---- Source data

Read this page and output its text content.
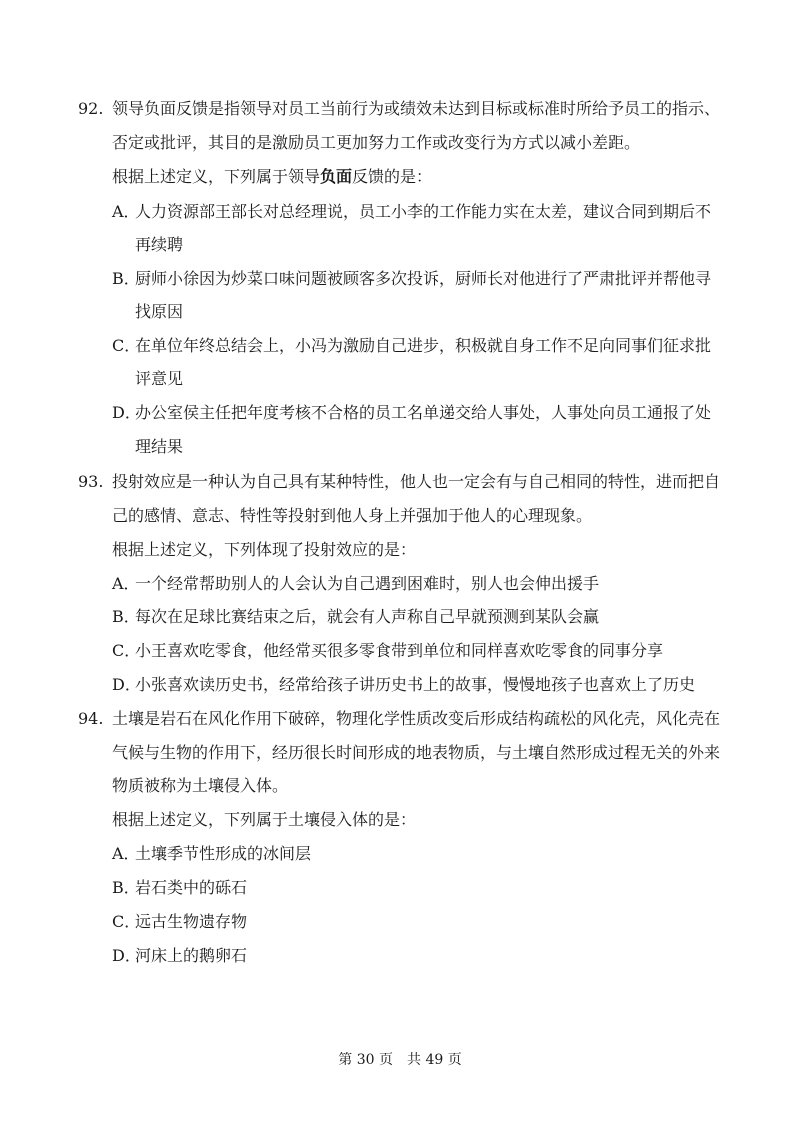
92. 领导负面反馈是指领导对员工当前行为或绩效未达到目标或标准时所给予员工的指示、
否定或批评，其目的是激励员工更加努力工作或改变行为方式以减小差距。
根据上述定义，下列属于领导负面反馈的是：
A．人力资源部王部长对总经理说，员工小李的工作能力实在太差，建议合同到期后不
再续聘
B．厨师小徐因为炒菜口味问题被顾客多次投诉，厨师长对他进行了严肃批评并帮他寻
找原因
C．在单位年终总结会上，小冯为激励自己进步，积极就自身工作不足向同事们征求批
评意见
D．办公室侯主任把年度考核不合格的员工名单递交给人事处，人事处向员工通报了处
理结果
93. 投射效应是一种认为自己具有某种特性，他人也一定会有与自己相同的特性，进而把自
己的感情、意志、特性等投射到他人身上并强加于他人的心理现象。
根据上述定义，下列体现了投射效应的是：
A．一个经常帮助别人的人会认为自己遇到困难时，别人也会伸出援手
B．每次在足球比赛结束之后，就会有人声称自己早就预测到某队会赢
C．小王喜欢吃零食，他经常买很多零食带到单位和同样喜欢吃零食的同事分享
D．小张喜欢读历史书，经常给孩子讲历史书上的故事，慢慢地孩子也喜欢上了历史
94. 土壤是岩石在风化作用下破碎，物理化学性质改变后形成结构疏松的风化壳，风化壳在
气候与生物的作用下，经历很长时间形成的地表物质，与土壤自然形成过程无关的外来
物质被称为土壤侵入体。
根据上述定义，下列属于土壤侵入体的是：
A．土壤季节性形成的冰间层
B．岩石类中的砾石
C．远古生物遗存物
D．河床上的鹅卵石
第 30 页　共 49 页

--------

Set task. Copy, from the material, each line that holds the string "根据上述定义".

Task response.
根据上述定义，下列属于领导负面反馈的是：
根据上述定义，下列体现了投射效应的是：
根据上述定义，下列属于土壤侵入体的是：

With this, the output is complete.